What is needed:
Search the listing below for "document". Copy each matching line.

━━━━━ Given information ━━━━━

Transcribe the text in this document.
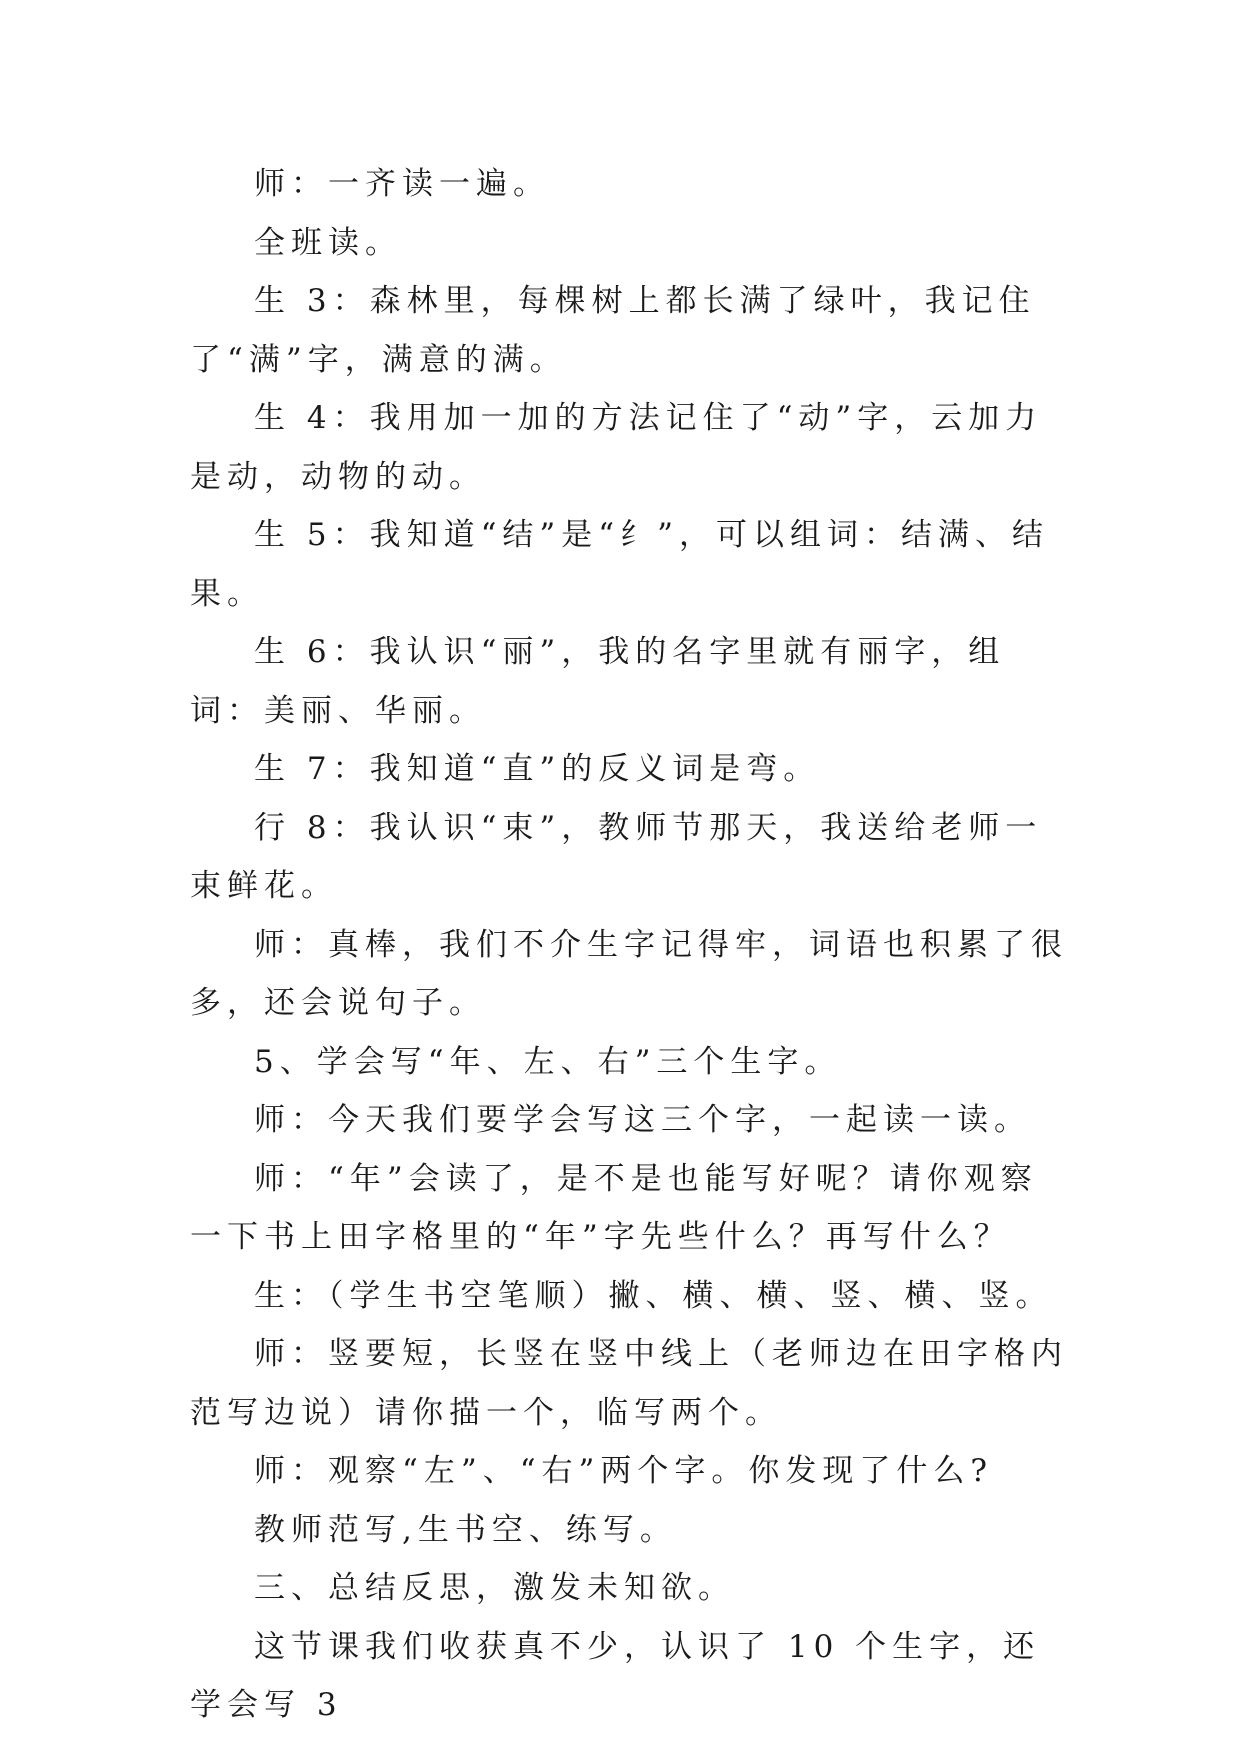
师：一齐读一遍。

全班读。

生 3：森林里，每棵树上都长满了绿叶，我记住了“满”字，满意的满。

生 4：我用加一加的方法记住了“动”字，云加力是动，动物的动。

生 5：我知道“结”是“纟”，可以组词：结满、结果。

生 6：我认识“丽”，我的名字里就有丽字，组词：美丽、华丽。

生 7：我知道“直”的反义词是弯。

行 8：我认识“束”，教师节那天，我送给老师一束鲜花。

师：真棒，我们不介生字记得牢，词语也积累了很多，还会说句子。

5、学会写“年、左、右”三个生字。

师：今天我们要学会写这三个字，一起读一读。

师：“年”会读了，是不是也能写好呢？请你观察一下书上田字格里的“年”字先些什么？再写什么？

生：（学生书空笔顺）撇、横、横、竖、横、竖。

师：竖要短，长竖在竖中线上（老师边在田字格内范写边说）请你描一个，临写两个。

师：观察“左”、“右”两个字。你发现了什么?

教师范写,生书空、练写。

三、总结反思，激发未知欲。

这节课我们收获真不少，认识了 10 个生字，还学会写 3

━━━━━
━━━━━ Given information ━━━━━

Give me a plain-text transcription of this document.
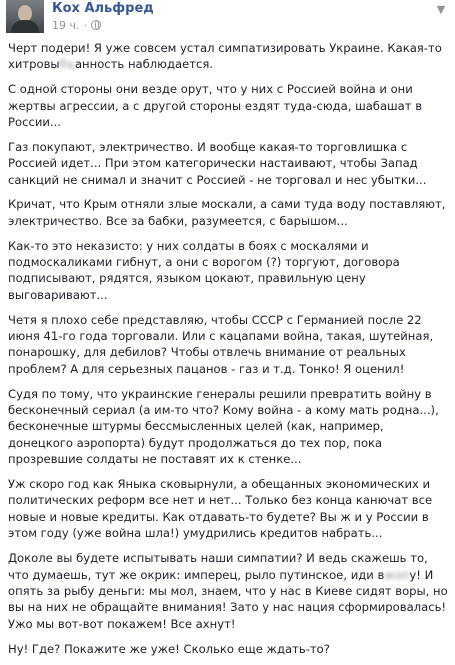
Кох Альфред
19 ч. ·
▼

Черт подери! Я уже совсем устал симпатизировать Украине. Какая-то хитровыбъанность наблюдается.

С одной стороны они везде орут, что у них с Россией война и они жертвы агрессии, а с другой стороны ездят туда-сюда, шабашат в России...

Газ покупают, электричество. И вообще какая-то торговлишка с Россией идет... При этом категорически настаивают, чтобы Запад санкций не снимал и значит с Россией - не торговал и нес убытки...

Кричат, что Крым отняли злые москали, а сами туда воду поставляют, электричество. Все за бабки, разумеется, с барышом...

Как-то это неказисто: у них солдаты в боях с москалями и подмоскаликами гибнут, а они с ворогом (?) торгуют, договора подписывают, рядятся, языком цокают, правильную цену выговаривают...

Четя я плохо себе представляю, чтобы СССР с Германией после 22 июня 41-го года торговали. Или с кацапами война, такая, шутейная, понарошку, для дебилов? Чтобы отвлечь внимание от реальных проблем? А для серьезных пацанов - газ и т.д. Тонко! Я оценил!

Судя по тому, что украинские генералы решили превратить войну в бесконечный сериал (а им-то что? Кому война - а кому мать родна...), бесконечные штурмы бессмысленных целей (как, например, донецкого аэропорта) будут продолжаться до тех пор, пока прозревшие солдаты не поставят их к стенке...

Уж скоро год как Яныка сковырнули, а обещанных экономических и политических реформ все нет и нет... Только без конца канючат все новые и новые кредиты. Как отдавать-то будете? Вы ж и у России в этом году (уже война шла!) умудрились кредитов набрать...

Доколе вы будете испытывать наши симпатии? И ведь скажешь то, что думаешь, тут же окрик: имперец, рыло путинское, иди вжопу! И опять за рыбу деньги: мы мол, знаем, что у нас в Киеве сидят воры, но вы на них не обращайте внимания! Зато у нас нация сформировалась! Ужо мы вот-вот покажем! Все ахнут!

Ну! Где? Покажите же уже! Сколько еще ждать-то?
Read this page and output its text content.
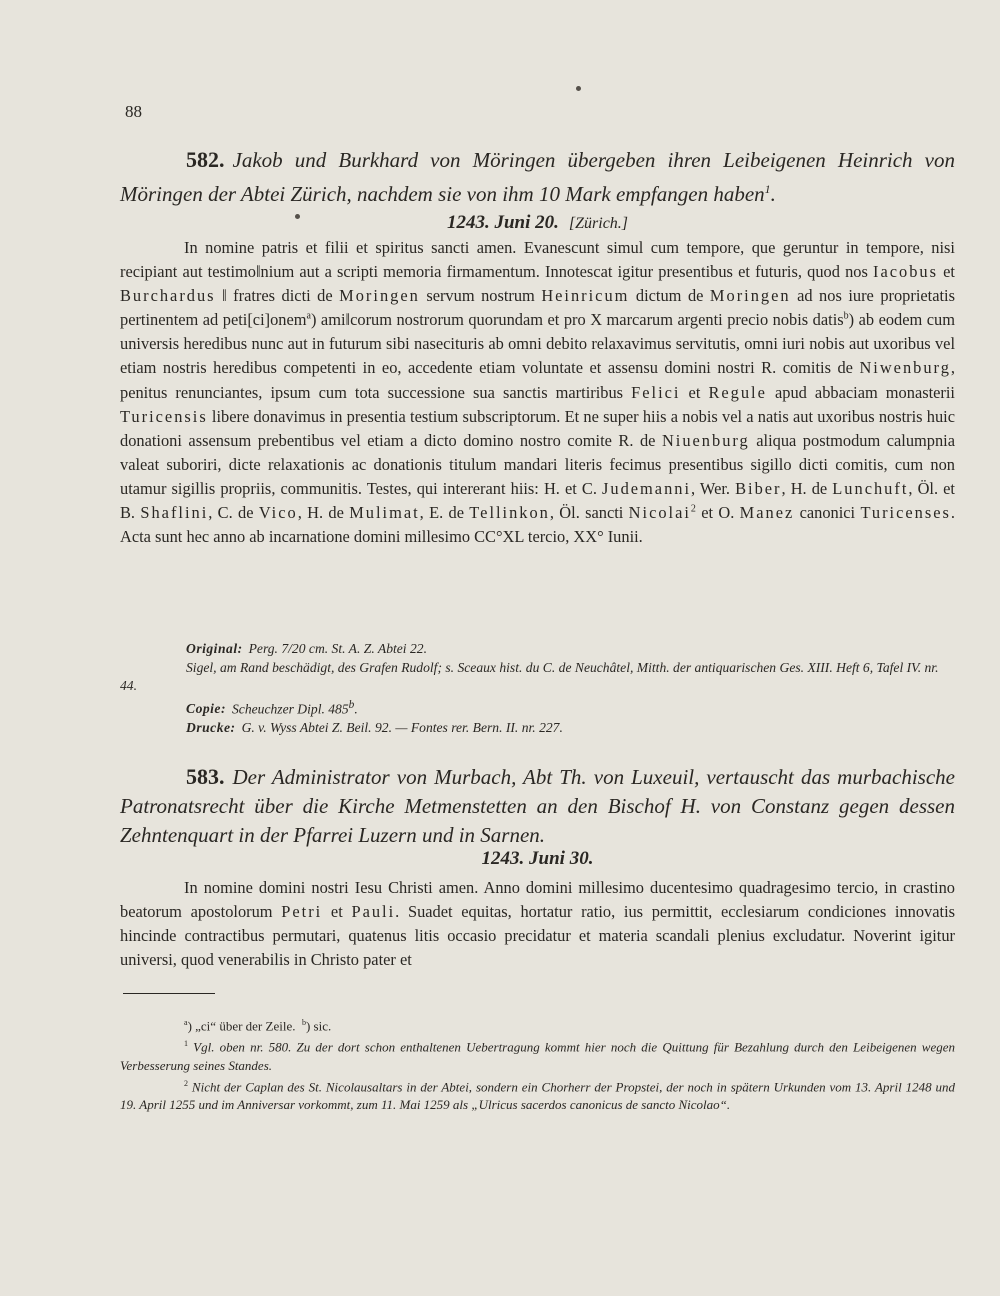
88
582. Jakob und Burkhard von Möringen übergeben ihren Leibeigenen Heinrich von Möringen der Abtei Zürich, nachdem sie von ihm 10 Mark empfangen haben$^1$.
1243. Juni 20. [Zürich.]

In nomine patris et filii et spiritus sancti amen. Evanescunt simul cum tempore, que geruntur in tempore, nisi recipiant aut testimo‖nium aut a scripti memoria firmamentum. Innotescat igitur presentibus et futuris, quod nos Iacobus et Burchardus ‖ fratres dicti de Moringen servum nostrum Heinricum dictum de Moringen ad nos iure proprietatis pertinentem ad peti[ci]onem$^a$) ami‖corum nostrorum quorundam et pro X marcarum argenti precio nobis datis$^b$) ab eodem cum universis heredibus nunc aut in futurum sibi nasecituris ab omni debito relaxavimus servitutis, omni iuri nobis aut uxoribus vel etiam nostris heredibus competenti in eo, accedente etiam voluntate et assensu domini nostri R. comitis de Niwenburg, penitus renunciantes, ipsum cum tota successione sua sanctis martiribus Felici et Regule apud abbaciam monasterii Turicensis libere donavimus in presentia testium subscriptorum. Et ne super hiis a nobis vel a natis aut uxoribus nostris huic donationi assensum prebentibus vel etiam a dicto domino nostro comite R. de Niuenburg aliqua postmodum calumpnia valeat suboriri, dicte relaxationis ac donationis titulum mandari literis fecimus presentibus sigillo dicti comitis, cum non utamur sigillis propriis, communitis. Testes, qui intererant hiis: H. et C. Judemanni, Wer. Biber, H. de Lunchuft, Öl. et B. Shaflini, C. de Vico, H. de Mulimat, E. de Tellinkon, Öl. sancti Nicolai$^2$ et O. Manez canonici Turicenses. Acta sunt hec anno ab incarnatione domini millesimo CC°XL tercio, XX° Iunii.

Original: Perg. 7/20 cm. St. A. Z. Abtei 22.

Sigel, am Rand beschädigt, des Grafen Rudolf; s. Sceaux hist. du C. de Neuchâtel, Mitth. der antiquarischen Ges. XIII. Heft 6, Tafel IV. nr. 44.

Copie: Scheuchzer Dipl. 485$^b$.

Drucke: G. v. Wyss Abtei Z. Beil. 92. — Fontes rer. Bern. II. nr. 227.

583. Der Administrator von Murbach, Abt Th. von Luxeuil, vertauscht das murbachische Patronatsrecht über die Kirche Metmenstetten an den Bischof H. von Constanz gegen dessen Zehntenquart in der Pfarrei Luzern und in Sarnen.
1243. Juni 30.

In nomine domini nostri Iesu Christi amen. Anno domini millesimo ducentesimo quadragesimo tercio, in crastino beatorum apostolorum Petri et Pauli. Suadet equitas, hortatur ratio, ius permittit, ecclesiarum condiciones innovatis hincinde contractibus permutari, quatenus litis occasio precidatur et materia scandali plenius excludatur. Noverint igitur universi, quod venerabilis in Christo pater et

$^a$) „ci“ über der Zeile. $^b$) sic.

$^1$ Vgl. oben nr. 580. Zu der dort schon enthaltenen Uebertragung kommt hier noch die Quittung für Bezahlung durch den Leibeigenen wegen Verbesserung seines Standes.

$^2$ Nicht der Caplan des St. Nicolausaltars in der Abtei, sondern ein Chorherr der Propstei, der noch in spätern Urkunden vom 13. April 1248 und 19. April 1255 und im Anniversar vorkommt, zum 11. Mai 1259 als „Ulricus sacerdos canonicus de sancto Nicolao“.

━━━━━
━━━━━ Given information ━━━━━

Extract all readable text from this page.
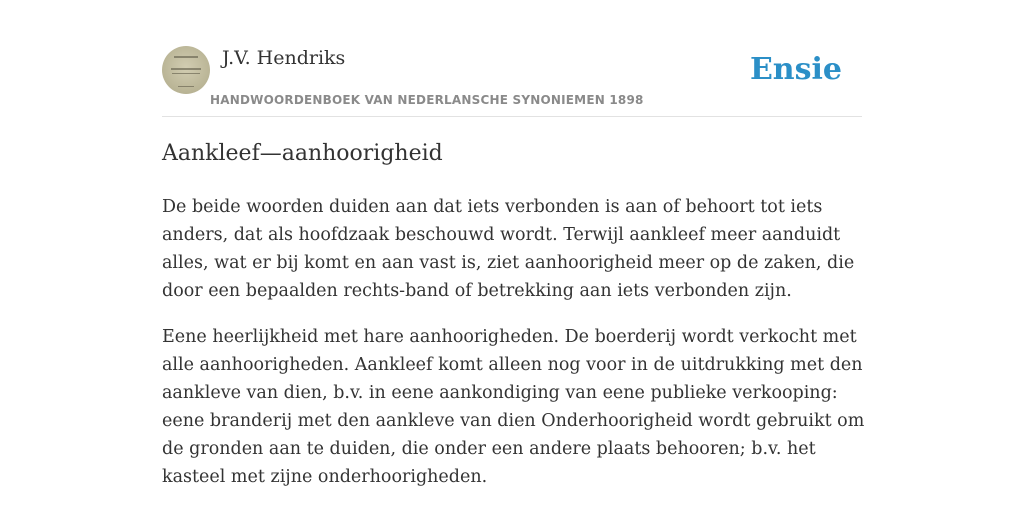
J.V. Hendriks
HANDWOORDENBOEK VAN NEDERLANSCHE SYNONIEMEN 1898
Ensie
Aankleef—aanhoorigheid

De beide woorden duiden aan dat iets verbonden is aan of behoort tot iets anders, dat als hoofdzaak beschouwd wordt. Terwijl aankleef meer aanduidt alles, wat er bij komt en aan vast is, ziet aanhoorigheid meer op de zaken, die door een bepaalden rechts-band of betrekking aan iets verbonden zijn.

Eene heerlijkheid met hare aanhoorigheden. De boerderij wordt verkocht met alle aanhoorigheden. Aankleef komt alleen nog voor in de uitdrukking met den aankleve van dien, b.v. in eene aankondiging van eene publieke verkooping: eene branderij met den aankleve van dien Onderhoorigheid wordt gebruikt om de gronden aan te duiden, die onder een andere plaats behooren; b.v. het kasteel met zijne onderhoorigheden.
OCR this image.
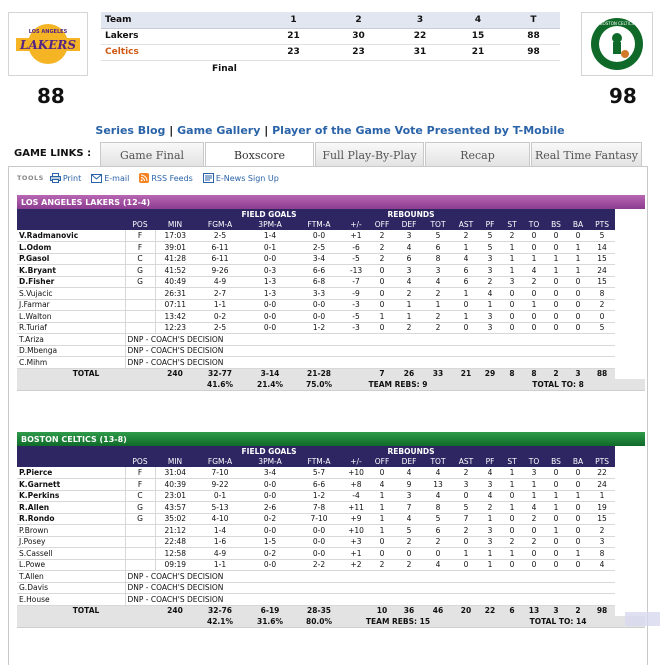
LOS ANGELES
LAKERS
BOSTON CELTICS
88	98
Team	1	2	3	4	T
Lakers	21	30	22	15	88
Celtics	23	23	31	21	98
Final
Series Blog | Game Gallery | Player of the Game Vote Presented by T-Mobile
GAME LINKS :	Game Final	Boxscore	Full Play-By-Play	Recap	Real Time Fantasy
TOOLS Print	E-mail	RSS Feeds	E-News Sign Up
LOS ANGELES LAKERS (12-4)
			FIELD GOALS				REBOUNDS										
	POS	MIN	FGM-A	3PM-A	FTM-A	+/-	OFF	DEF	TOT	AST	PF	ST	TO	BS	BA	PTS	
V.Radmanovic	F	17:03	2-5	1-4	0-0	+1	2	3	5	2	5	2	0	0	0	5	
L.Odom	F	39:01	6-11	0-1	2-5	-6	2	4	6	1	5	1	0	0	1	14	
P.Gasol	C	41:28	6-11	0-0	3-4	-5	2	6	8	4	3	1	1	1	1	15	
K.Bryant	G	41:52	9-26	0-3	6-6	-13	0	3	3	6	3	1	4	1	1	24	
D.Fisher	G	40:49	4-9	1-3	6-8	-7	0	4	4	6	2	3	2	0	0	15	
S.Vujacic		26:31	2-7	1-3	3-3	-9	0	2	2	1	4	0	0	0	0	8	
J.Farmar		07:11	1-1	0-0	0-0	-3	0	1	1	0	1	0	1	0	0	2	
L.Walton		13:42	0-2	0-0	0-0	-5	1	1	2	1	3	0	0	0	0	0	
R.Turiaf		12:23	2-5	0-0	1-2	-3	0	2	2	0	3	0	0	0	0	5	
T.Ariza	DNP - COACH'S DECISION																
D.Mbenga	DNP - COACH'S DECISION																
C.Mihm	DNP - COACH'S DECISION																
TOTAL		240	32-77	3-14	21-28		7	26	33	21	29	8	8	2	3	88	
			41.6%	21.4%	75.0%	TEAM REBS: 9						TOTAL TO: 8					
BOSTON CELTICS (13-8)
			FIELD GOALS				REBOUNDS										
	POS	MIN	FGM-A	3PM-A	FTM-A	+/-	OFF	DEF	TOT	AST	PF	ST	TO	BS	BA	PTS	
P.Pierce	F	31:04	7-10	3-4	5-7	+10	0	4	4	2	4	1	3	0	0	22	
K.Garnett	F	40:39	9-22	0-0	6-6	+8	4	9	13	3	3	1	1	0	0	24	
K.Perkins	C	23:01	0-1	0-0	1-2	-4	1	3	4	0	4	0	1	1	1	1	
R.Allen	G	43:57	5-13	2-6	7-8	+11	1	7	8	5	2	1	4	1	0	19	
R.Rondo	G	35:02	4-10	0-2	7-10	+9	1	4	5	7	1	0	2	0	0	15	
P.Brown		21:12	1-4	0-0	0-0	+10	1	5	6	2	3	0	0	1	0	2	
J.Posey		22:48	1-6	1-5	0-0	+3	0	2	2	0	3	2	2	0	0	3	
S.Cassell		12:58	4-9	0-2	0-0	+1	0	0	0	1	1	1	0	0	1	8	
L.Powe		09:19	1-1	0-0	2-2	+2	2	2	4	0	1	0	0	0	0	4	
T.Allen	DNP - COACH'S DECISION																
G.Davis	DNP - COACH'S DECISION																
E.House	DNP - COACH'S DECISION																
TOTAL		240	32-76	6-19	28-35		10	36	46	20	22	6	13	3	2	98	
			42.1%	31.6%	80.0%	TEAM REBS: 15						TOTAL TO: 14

━━━━━

Exercise output:
Transcribe the text in this document.
Give me a plain-text transcription of this document.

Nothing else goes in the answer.